Identify every line in the records below that contains the word "value", and reproduce each one.

# GIVEN INFORMATION
++++

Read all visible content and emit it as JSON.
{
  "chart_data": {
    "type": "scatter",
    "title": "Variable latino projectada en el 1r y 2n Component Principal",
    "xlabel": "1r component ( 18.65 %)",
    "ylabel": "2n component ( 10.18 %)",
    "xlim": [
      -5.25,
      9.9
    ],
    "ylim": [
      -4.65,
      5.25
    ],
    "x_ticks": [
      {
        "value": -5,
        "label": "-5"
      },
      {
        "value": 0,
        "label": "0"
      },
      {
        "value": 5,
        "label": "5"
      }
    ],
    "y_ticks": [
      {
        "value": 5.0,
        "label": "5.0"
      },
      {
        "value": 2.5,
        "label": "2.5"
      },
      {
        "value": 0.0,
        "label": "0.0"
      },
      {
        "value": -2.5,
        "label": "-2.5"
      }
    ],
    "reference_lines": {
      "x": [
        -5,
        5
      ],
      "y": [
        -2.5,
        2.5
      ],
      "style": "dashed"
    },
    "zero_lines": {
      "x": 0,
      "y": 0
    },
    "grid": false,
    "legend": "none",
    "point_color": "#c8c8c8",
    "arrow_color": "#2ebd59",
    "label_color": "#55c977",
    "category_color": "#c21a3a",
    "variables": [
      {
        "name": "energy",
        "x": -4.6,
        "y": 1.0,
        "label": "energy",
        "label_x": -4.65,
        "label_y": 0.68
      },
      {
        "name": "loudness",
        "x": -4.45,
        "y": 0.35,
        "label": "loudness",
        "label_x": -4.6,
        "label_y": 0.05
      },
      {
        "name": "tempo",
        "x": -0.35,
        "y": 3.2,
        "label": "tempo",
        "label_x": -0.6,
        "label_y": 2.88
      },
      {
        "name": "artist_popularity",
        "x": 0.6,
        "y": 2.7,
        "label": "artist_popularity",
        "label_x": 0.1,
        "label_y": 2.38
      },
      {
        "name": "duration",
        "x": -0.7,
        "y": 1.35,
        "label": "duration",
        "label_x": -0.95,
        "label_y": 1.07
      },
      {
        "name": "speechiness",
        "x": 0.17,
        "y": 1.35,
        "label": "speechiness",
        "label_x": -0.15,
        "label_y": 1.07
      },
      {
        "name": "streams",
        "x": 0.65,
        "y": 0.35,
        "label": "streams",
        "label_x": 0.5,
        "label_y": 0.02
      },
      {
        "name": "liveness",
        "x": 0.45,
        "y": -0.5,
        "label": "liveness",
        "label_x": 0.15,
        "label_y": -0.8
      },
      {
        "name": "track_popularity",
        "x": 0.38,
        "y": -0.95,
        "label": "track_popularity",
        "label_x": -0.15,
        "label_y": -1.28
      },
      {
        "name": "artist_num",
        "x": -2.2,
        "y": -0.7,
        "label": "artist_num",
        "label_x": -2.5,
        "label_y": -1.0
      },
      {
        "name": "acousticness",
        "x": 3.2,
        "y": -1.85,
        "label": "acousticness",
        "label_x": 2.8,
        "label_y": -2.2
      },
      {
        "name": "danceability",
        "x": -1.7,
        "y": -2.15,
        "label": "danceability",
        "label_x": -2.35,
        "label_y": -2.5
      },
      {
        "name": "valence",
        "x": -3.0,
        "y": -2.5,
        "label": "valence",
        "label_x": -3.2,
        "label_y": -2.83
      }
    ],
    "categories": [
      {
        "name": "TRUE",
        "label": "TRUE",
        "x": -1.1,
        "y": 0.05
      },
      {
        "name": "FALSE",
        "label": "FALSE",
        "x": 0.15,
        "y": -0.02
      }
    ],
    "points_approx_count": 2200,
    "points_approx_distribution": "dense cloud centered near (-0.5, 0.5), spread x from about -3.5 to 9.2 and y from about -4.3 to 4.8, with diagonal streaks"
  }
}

++++

# SOLUTION BELOW
        "value": -5,
        "value": 0,
        "value": 5,
        "value": 5.0,
        "value": 2.5,
        "value": 0.0,
        "value": -2.5,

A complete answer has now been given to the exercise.